== Goal of the exercise ==
In your copy, leave out the pictures; write out all the data exactly.

== Material ==
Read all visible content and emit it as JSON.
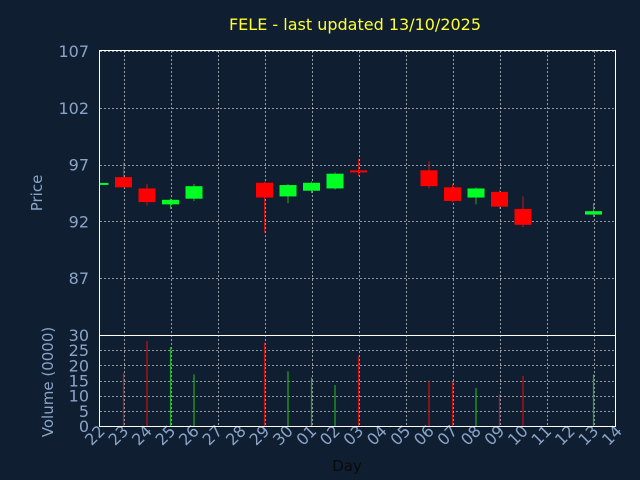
{
  "chart_data": {
    "type": "candlestick",
    "title": "FELE - last updated 13/10/2025",
    "xlabel": "Day",
    "price_panel": {
      "ylabel": "Price",
      "ylim": [
        82,
        107
      ],
      "yticks": [
        "107",
        "102",
        "97",
        "92",
        "87"
      ]
    },
    "volume_panel": {
      "ylabel": "Volume (0000)",
      "ylim": [
        0,
        30
      ],
      "yticks": [
        "30",
        "25",
        "20",
        "15",
        "10",
        "5",
        "0"
      ]
    },
    "x_labels": [
      "22",
      "23",
      "24",
      "25",
      "26",
      "27",
      "28",
      "29",
      "30",
      "01",
      "02",
      "03",
      "04",
      "05",
      "06",
      "07",
      "08",
      "09",
      "10",
      "11",
      "12",
      "13",
      "14"
    ],
    "x_lines": [
      "23",
      "25",
      "27",
      "29",
      "01",
      "03",
      "05",
      "07",
      "09",
      "11",
      "13"
    ],
    "candles": [
      {
        "day": "22",
        "open": 95.3,
        "close": 95.3,
        "high": 95.3,
        "low": 95.3,
        "volume": 0
      },
      {
        "day": "23",
        "open": 95.9,
        "close": 95.0,
        "high": 97.2,
        "low": 95.0,
        "volume": 17.5
      },
      {
        "day": "24",
        "open": 94.9,
        "close": 93.7,
        "high": 95.3,
        "low": 93.4,
        "volume": 28.0
      },
      {
        "day": "25",
        "open": 93.5,
        "close": 93.9,
        "high": 94.0,
        "low": 93.1,
        "volume": 26.0
      },
      {
        "day": "26",
        "open": 94.0,
        "close": 95.1,
        "high": 95.3,
        "low": 93.8,
        "volume": 17.0
      },
      {
        "day": "29",
        "open": 95.4,
        "close": 94.1,
        "high": 95.5,
        "low": 91.0,
        "volume": 27.5
      },
      {
        "day": "30",
        "open": 94.2,
        "close": 95.2,
        "high": 95.3,
        "low": 93.6,
        "volume": 18.0
      },
      {
        "day": "01",
        "open": 94.7,
        "close": 95.4,
        "high": 95.5,
        "low": 94.5,
        "volume": 16.0
      },
      {
        "day": "02",
        "open": 94.9,
        "close": 96.2,
        "high": 96.3,
        "low": 94.8,
        "volume": 13.5
      },
      {
        "day": "03",
        "open": 96.4,
        "close": 96.3,
        "high": 97.5,
        "low": 96.0,
        "volume": 23.0
      },
      {
        "day": "06",
        "open": 96.5,
        "close": 95.1,
        "high": 97.3,
        "low": 94.9,
        "volume": 15.0
      },
      {
        "day": "07",
        "open": 95.0,
        "close": 93.8,
        "high": 95.3,
        "low": 93.7,
        "volume": 14.5
      },
      {
        "day": "08",
        "open": 94.1,
        "close": 94.9,
        "high": 95.0,
        "low": 93.5,
        "volume": 12.5
      },
      {
        "day": "09",
        "open": 94.6,
        "close": 93.3,
        "high": 94.8,
        "low": 93.1,
        "volume": 10.5
      },
      {
        "day": "10",
        "open": 93.1,
        "close": 91.7,
        "high": 94.2,
        "low": 91.5,
        "volume": 16.5
      },
      {
        "day": "13",
        "open": 92.6,
        "close": 92.9,
        "high": 93.6,
        "low": 92.4,
        "volume": 17.0
      }
    ],
    "colors": {
      "up": "#00ff22",
      "down": "#ff0000",
      "up_wick": "#22aa22",
      "down_wick": "#cc1111",
      "frame": "#ffffff",
      "grid": "#ffffff"
    },
    "grid": true
  }
}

== Written solution ==
Read all visible content and emit it as JSON.
{
  "chart_data": {
    "type": "candlestick",
    "title": "FELE - last updated 13/10/2025",
    "xlabel": "Day",
    "price_panel": {
      "ylabel": "Price",
      "ylim": [
        82,
        107
      ],
      "yticks": [
        "107",
        "102",
        "97",
        "92",
        "87"
      ]
    },
    "volume_panel": {
      "ylabel": "Volume (0000)",
      "ylim": [
        0,
        30
      ],
      "yticks": [
        "30",
        "25",
        "20",
        "15",
        "10",
        "5",
        "0"
      ]
    },
    "x_labels": [
      "22",
      "23",
      "24",
      "25",
      "26",
      "27",
      "28",
      "29",
      "30",
      "01",
      "02",
      "03",
      "04",
      "05",
      "06",
      "07",
      "08",
      "09",
      "10",
      "11",
      "12",
      "13",
      "14"
    ],
    "x_lines": [
      "23",
      "25",
      "27",
      "29",
      "01",
      "03",
      "05",
      "07",
      "09",
      "11",
      "13"
    ],
    "candles": [
      {
        "day": "22",
        "open": 95.3,
        "close": 95.3,
        "high": 95.3,
        "low": 95.3,
        "volume": 0
      },
      {
        "day": "23",
        "open": 95.9,
        "close": 95.0,
        "high": 97.2,
        "low": 95.0,
        "volume": 17.5
      },
      {
        "day": "24",
        "open": 94.9,
        "close": 93.7,
        "high": 95.3,
        "low": 93.4,
        "volume": 28.0
      },
      {
        "day": "25",
        "open": 93.5,
        "close": 93.9,
        "high": 94.0,
        "low": 93.1,
        "volume": 26.0
      },
      {
        "day": "26",
        "open": 94.0,
        "close": 95.1,
        "high": 95.3,
        "low": 93.8,
        "volume": 17.0
      },
      {
        "day": "29",
        "open": 95.4,
        "close": 94.1,
        "high": 95.5,
        "low": 91.0,
        "volume": 27.5
      },
      {
        "day": "30",
        "open": 94.2,
        "close": 95.2,
        "high": 95.3,
        "low": 93.6,
        "volume": 18.0
      },
      {
        "day": "01",
        "open": 94.7,
        "close": 95.4,
        "high": 95.5,
        "low": 94.5,
        "volume": 16.0
      },
      {
        "day": "02",
        "open": 94.9,
        "close": 96.2,
        "high": 96.3,
        "low": 94.8,
        "volume": 13.5
      },
      {
        "day": "03",
        "open": 96.4,
        "close": 96.3,
        "high": 97.5,
        "low": 96.0,
        "volume": 23.0
      },
      {
        "day": "06",
        "open": 96.5,
        "close": 95.1,
        "high": 97.3,
        "low": 94.9,
        "volume": 15.0
      },
      {
        "day": "07",
        "open": 95.0,
        "close": 93.8,
        "high": 95.3,
        "low": 93.7,
        "volume": 14.5
      },
      {
        "day": "08",
        "open": 94.1,
        "close": 94.9,
        "high": 95.0,
        "low": 93.5,
        "volume": 12.5
      },
      {
        "day": "09",
        "open": 94.6,
        "close": 93.3,
        "high": 94.8,
        "low": 93.1,
        "volume": 10.5
      },
      {
        "day": "10",
        "open": 93.1,
        "close": 91.7,
        "high": 94.2,
        "low": 91.5,
        "volume": 16.5
      },
      {
        "day": "13",
        "open": 92.6,
        "close": 92.9,
        "high": 93.6,
        "low": 92.4,
        "volume": 17.0
      }
    ],
    "colors": {
      "up": "#00ff22",
      "down": "#ff0000",
      "up_wick": "#22aa22",
      "down_wick": "#cc1111",
      "frame": "#ffffff",
      "grid": "#ffffff"
    },
    "grid": true
  }
}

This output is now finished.